◆ TO BE DONE
How many lines of the records below contain the word "Agriculture"? Answer with the number alone.

◆ RECORDS PROVIDED
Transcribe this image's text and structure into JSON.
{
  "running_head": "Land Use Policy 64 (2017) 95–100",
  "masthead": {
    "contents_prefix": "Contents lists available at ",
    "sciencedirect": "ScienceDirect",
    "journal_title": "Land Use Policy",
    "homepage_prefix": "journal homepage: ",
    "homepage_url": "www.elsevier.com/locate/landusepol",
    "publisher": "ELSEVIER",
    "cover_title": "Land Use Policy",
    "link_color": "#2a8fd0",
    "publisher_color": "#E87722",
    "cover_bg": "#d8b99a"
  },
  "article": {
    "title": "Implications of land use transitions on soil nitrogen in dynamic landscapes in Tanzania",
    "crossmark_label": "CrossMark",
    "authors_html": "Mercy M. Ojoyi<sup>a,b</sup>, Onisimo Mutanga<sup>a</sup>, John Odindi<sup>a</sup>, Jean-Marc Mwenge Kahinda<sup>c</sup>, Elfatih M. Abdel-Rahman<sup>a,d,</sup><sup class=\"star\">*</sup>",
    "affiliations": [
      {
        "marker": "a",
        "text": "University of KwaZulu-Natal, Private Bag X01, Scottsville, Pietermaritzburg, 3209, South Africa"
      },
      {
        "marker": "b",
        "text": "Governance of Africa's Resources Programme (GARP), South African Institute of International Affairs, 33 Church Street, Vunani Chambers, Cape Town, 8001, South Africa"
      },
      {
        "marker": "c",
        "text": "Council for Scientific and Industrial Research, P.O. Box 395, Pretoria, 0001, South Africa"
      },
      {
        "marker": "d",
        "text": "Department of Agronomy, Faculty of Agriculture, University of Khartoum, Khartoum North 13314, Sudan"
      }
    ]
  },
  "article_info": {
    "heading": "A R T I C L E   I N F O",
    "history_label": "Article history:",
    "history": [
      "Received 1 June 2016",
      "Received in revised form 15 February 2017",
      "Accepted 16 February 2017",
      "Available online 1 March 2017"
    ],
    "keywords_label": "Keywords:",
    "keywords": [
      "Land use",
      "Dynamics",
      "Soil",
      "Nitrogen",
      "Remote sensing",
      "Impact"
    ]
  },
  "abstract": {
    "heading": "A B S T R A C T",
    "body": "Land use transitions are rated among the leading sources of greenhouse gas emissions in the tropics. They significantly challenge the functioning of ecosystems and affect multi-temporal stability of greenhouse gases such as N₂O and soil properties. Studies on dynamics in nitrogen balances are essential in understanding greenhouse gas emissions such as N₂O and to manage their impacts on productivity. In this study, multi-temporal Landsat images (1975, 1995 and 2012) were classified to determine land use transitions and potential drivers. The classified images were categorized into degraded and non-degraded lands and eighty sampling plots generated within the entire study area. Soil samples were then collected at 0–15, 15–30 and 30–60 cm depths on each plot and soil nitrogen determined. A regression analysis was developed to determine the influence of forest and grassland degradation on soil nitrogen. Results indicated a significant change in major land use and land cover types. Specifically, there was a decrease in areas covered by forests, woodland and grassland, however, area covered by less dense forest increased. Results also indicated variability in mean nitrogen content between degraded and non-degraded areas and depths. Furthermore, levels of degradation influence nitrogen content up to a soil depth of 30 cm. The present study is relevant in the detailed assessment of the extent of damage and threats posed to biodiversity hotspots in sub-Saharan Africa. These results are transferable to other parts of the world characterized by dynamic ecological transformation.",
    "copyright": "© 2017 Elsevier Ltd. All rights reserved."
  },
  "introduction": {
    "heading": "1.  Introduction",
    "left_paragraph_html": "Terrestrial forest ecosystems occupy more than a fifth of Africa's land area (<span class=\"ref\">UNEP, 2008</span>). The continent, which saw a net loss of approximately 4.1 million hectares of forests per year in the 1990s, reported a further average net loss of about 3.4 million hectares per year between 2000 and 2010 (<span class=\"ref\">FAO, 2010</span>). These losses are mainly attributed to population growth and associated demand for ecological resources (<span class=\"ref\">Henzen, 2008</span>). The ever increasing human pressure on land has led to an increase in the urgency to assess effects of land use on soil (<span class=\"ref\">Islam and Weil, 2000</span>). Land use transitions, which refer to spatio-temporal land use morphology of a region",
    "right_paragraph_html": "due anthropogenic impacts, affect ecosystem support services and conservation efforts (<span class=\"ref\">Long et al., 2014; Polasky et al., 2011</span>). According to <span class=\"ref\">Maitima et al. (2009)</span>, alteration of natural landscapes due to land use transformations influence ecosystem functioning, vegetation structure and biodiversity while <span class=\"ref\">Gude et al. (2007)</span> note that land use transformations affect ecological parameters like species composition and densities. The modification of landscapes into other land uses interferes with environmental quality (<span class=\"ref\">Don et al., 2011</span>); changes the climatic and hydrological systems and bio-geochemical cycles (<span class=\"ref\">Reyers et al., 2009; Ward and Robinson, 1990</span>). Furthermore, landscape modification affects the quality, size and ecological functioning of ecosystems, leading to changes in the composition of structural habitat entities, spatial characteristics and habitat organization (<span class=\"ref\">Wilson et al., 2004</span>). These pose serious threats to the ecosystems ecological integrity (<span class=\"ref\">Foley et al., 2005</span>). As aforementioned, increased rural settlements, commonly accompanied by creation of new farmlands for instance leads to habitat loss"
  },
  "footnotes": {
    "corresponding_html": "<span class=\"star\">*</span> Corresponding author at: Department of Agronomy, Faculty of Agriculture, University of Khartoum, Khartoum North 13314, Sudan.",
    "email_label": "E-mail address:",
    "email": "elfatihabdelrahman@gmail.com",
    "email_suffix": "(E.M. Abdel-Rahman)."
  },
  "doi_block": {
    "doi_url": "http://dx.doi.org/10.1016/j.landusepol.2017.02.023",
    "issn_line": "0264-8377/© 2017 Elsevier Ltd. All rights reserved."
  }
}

◆ SOLUTION TO THIS EXERCISE
2